"""

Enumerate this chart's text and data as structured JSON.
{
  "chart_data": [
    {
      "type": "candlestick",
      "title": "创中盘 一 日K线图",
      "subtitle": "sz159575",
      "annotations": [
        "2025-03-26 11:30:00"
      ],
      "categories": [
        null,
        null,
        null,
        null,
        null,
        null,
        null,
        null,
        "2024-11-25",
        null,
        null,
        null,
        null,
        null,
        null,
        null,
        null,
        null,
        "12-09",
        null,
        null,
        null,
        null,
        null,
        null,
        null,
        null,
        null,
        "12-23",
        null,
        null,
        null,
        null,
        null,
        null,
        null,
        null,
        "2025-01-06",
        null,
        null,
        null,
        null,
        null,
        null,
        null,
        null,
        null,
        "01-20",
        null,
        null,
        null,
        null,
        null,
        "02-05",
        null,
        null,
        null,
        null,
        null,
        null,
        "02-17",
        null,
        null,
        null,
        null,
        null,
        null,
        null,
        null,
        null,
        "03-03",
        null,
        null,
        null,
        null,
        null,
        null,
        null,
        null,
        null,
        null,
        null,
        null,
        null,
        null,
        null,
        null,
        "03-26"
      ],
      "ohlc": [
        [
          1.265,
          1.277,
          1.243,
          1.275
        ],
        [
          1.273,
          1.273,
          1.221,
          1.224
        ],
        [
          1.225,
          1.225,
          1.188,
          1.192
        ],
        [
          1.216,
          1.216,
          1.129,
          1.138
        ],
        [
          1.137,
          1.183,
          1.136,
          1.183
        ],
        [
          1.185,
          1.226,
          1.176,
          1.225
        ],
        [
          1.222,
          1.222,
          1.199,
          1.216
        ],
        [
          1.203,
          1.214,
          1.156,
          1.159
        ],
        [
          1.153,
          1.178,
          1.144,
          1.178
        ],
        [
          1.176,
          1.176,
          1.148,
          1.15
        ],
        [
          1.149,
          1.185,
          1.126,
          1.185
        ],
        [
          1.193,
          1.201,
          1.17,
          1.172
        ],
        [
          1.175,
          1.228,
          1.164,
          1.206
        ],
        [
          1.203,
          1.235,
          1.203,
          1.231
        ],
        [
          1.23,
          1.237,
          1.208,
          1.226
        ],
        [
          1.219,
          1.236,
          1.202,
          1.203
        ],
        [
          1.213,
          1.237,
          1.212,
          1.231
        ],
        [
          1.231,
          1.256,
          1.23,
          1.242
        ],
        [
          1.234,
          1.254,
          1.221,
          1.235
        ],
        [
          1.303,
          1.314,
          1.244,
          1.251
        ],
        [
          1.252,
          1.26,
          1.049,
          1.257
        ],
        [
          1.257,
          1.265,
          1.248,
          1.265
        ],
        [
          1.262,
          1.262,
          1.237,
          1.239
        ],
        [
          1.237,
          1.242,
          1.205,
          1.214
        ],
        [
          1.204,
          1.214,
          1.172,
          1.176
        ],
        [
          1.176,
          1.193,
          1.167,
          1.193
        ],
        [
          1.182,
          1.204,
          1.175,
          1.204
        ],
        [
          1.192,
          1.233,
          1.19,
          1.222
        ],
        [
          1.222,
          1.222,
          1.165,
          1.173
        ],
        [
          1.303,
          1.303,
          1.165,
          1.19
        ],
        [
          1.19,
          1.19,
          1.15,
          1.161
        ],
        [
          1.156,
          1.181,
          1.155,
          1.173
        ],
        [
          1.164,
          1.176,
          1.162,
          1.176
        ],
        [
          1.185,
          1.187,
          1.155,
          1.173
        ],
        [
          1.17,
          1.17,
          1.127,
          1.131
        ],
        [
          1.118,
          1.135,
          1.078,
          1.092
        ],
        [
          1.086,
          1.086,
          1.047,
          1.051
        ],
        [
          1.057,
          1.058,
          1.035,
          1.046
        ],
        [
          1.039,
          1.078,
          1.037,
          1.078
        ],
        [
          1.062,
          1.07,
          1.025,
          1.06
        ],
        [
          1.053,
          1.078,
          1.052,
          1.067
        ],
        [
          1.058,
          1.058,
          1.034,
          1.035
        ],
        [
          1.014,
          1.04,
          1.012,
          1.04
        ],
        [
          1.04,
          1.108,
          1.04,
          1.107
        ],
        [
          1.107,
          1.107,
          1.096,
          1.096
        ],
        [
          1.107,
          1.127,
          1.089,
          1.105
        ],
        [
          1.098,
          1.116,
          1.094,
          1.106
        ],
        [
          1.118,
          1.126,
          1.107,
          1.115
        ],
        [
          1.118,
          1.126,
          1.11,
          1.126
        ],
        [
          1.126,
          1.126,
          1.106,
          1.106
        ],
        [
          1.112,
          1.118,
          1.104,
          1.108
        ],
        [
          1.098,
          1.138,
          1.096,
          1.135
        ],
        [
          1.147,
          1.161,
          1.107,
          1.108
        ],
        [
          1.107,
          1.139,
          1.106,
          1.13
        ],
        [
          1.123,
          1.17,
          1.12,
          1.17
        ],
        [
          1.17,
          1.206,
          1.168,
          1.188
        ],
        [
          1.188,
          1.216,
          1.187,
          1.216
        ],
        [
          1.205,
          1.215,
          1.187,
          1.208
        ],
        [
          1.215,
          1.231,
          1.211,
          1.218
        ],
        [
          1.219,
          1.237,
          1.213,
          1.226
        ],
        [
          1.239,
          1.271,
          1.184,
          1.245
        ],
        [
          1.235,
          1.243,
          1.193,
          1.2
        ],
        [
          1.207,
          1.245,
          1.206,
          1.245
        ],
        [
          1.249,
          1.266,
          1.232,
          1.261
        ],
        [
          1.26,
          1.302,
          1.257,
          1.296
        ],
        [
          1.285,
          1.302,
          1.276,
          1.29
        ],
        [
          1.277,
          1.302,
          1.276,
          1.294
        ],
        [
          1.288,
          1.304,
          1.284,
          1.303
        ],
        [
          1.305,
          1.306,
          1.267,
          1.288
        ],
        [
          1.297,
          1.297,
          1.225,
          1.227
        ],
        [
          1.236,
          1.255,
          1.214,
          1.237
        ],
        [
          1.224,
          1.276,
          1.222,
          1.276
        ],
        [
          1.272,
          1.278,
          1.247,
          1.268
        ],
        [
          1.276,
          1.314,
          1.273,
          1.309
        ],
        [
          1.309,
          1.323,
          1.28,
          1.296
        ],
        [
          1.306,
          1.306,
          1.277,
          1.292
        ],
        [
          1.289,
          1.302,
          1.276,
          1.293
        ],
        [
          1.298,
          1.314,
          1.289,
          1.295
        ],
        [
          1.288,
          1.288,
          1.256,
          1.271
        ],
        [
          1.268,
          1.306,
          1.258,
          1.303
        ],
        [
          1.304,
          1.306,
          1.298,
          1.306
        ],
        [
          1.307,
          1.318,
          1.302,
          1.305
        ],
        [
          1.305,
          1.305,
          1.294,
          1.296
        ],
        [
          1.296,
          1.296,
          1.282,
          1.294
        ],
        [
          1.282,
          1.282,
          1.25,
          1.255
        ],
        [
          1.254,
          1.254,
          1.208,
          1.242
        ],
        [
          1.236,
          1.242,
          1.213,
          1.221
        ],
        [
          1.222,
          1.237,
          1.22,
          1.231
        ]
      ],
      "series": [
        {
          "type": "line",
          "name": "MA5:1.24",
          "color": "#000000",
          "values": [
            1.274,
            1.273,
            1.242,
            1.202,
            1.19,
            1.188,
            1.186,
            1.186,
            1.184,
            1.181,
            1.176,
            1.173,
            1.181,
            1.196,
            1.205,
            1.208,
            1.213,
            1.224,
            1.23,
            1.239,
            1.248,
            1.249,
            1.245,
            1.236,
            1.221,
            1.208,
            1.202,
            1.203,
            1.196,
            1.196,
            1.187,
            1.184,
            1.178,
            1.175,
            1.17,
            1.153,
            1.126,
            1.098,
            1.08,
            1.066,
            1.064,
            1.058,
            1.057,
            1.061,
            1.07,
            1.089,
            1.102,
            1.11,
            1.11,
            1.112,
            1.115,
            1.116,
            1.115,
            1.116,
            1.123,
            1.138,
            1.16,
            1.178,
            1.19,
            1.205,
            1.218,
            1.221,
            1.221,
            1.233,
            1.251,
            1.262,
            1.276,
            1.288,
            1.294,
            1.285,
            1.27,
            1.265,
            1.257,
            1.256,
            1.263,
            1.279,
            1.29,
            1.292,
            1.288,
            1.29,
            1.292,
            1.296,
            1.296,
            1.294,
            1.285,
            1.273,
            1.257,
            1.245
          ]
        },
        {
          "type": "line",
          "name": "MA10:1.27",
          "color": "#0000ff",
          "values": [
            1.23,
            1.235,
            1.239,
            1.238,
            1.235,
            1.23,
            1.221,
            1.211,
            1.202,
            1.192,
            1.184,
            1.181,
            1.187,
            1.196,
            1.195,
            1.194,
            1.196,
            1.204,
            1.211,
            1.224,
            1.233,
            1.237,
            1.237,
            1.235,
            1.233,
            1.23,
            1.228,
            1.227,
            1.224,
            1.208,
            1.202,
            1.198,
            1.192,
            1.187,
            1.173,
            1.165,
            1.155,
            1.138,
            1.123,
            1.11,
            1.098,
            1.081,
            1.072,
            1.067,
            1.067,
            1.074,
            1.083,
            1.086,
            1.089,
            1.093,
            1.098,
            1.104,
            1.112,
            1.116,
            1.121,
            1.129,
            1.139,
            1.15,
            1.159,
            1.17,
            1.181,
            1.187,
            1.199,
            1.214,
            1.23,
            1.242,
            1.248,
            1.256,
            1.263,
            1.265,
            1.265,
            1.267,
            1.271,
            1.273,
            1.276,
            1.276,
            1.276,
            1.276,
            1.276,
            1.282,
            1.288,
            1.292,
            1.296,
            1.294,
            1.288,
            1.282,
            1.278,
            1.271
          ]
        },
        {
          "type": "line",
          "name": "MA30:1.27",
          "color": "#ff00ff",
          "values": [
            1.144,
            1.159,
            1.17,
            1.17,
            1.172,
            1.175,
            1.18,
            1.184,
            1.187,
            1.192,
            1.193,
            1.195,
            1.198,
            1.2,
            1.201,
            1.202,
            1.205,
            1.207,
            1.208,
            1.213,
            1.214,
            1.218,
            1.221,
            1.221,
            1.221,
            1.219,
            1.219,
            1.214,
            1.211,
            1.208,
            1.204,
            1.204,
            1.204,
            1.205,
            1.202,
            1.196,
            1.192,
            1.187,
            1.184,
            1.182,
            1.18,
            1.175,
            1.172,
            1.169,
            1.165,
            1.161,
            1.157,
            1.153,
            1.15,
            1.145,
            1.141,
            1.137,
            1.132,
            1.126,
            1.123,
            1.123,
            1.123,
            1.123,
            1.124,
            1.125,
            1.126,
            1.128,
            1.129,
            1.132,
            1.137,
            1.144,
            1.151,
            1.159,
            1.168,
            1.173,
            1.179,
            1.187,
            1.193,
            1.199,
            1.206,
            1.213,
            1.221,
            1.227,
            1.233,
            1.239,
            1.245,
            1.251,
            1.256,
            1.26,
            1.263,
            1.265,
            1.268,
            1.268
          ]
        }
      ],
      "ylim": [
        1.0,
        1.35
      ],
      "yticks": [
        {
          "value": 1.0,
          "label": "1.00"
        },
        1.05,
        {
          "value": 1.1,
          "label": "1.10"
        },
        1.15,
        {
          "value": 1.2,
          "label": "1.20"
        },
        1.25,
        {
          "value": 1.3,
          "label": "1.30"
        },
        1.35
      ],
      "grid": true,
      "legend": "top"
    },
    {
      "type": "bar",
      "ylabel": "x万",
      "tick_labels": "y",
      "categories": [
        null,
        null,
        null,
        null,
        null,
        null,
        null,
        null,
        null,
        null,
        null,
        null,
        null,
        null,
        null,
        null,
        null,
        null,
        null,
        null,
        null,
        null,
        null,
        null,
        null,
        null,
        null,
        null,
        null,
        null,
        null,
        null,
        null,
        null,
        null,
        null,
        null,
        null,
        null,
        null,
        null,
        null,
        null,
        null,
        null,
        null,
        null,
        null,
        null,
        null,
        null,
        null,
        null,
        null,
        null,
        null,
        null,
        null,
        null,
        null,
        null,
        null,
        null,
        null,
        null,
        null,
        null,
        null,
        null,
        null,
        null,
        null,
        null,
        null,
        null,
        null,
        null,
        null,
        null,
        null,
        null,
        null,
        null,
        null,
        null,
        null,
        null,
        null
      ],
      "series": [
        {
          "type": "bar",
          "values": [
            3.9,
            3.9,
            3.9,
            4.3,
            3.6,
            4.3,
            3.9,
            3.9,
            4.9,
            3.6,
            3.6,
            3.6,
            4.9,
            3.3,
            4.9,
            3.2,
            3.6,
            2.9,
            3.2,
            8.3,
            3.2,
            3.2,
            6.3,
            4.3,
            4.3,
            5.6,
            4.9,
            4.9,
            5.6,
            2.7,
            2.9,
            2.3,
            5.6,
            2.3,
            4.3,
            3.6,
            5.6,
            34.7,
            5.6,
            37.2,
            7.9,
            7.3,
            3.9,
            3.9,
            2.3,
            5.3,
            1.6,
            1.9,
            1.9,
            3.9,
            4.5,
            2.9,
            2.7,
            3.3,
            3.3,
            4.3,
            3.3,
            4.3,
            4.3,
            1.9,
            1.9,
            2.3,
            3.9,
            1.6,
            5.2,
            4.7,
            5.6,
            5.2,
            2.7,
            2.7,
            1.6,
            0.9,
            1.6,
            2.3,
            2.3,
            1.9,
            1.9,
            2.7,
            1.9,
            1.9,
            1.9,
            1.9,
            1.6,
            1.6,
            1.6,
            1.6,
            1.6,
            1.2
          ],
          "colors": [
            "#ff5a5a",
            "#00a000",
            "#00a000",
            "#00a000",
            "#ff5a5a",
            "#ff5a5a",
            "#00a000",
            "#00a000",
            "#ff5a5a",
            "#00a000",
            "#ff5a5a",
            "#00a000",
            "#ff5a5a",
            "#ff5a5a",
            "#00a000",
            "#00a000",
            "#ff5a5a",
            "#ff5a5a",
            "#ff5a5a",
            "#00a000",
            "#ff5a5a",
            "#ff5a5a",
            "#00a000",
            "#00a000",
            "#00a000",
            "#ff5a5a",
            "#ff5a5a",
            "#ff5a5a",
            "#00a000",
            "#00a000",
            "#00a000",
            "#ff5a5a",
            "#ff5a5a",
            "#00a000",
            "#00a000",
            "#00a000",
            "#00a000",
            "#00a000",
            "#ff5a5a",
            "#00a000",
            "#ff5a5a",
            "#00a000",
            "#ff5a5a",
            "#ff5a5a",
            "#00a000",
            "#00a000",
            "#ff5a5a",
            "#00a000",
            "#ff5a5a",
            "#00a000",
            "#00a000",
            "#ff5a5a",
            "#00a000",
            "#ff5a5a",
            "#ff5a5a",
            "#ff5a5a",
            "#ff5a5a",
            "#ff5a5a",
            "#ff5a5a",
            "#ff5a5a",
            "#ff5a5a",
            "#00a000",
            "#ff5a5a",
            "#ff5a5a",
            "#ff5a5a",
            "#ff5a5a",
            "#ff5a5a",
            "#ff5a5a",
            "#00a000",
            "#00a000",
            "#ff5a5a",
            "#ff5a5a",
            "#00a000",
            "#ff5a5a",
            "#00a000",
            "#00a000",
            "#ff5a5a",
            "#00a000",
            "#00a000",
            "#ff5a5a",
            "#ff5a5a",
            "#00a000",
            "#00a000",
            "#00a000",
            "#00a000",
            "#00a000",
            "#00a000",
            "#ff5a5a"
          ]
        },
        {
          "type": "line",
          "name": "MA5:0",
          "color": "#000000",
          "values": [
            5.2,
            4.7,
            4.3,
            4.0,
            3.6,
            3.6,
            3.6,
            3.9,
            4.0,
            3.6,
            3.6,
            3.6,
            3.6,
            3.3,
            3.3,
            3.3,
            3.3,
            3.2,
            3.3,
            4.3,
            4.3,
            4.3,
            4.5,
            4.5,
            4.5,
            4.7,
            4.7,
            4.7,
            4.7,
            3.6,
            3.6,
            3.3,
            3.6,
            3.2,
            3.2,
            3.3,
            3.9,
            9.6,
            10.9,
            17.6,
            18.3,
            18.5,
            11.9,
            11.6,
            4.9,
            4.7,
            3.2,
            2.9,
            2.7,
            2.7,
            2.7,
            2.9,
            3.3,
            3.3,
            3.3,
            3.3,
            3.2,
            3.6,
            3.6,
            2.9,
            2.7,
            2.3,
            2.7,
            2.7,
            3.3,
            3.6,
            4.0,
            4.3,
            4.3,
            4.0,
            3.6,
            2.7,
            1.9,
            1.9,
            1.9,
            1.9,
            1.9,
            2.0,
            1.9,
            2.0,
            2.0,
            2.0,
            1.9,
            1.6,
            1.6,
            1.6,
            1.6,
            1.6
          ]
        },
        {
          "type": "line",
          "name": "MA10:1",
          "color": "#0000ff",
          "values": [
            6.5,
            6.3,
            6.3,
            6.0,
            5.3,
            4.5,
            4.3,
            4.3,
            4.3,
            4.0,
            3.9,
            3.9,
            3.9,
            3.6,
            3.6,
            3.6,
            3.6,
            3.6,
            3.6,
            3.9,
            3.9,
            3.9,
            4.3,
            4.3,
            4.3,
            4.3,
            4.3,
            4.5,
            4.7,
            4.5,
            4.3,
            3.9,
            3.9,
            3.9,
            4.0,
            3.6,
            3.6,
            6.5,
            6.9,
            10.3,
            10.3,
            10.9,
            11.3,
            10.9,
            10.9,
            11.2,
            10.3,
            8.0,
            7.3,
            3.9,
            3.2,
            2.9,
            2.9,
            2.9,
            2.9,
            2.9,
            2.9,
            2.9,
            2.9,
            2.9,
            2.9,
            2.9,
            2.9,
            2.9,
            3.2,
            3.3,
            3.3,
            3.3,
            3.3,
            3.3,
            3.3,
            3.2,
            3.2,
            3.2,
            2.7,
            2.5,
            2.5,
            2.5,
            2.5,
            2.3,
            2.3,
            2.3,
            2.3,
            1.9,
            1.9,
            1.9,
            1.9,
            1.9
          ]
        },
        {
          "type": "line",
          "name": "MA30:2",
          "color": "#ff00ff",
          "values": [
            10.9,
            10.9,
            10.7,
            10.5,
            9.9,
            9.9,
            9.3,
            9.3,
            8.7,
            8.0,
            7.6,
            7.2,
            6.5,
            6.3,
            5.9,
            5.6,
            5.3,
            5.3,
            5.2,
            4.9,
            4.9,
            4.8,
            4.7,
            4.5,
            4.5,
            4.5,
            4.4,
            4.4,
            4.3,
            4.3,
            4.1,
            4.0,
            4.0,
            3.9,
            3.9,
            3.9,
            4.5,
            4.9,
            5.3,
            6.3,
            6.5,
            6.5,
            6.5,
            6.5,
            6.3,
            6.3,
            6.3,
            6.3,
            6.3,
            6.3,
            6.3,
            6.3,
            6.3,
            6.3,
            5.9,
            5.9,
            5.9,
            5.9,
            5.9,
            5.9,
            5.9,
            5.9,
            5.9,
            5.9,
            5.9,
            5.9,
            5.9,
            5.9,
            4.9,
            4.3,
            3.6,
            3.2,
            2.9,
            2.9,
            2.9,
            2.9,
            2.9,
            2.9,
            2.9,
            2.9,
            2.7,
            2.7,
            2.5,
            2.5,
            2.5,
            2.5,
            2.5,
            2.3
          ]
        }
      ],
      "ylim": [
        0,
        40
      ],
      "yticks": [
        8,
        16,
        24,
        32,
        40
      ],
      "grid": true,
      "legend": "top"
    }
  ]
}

"""

## Instruction
Pull out every line in the material above where "name" occurs.

## Answer for the task
          "name": "MA5:1.24",
          "name": "MA10:1.27",
          "name": "MA30:1.27",
          "name": "MA5:0",
          "name": "MA10:1",
          "name": "MA30:2",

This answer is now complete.